__READING TEXT__.
WHO: Utilising electronic data tools like AVADAR
Open Access Government learns how WHO is utilising electronic data tools like Auto-Visual AFP Detection and Reporting (AVADAR) and the resultant metadata that can be used. With country borders closed, electronic tools are used and when lockdown measures are lifted, for reporting and follow-up of travellers at the point of entry, Mary reveals.
“We are using the Polio as a platform, part of AVADAR, and many countries are interested in electronic contact tracing. We have experience with electronic contact tracing during the 2014 Ebola outbreak and it was first implemented in Nigeria. Even though the outbreak happened in Lagos with over 20 million people, it did not spread. With the country using an electronic platform to track those contacts at 100%, there was, therefore, no chance of the outbreak expanding in communities.

__YOUR INSTRUCTIONS__. According to the text on WHO's electronic data tools, in which country was electronic contact tracing first implemented during the 2014 Ebola outbreak? Answer using only the text above.

__EXTRACTED DATA__.

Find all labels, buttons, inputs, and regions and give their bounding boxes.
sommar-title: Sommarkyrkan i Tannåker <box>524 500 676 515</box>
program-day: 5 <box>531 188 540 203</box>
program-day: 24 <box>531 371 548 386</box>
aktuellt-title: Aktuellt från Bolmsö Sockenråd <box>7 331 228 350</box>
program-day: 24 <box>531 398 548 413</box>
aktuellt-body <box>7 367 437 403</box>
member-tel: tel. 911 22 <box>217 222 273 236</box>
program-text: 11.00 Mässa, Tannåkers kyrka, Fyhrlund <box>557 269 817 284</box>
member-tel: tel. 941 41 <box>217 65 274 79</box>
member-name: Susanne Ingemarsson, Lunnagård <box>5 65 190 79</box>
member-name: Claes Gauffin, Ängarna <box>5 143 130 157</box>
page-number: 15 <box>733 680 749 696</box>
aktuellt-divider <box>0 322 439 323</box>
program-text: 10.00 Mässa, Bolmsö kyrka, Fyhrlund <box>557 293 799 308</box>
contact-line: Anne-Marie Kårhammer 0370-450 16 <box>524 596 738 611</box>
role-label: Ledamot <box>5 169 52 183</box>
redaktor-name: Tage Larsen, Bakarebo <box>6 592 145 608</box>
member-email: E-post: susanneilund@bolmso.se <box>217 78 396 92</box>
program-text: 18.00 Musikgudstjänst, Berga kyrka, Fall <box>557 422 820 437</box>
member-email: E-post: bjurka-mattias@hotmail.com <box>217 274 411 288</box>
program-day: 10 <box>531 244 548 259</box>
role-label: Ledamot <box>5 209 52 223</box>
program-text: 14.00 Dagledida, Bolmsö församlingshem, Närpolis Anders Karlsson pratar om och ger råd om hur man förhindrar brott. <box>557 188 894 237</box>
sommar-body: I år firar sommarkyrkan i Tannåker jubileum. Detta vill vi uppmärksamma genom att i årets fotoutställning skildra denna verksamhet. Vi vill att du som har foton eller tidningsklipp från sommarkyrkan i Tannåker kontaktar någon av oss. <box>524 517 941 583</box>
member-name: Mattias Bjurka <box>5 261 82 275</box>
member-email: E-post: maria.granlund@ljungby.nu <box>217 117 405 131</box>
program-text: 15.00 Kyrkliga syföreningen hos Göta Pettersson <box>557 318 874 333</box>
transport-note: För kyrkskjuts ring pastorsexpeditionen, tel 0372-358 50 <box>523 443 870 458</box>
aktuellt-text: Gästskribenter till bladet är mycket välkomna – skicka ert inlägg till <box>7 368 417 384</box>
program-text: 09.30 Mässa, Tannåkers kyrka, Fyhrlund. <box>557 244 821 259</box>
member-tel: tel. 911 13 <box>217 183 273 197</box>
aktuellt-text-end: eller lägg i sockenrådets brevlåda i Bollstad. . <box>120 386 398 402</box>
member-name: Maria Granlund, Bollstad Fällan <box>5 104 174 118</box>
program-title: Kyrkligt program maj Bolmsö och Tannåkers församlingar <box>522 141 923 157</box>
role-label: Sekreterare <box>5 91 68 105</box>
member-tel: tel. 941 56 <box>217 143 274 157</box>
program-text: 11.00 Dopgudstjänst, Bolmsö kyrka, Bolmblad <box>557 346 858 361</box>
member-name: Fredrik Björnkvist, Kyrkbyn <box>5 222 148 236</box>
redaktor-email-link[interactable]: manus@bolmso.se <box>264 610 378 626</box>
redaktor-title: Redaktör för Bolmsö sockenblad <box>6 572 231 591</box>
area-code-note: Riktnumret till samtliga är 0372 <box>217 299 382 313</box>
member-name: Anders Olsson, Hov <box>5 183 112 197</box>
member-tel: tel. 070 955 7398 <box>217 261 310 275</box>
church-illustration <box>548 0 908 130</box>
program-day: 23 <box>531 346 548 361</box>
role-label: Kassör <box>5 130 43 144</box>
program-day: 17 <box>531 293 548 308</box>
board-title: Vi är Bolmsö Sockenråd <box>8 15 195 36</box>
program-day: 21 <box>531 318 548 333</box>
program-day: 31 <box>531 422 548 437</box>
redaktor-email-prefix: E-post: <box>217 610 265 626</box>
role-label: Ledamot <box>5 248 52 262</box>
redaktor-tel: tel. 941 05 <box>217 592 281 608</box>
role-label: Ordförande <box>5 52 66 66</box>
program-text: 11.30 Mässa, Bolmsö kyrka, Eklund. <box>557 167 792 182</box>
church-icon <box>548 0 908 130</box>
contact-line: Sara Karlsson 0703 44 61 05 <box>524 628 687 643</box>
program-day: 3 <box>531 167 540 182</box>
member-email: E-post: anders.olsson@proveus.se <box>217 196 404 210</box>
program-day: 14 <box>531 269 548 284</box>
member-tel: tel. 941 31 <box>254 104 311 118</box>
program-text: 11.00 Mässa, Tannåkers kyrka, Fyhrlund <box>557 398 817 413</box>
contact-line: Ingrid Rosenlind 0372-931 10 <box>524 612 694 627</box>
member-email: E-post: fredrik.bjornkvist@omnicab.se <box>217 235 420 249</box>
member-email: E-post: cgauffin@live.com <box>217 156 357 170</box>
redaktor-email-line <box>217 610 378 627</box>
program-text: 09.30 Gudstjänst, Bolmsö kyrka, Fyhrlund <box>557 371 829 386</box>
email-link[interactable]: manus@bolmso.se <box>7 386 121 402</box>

__REPLY__. Nigeria.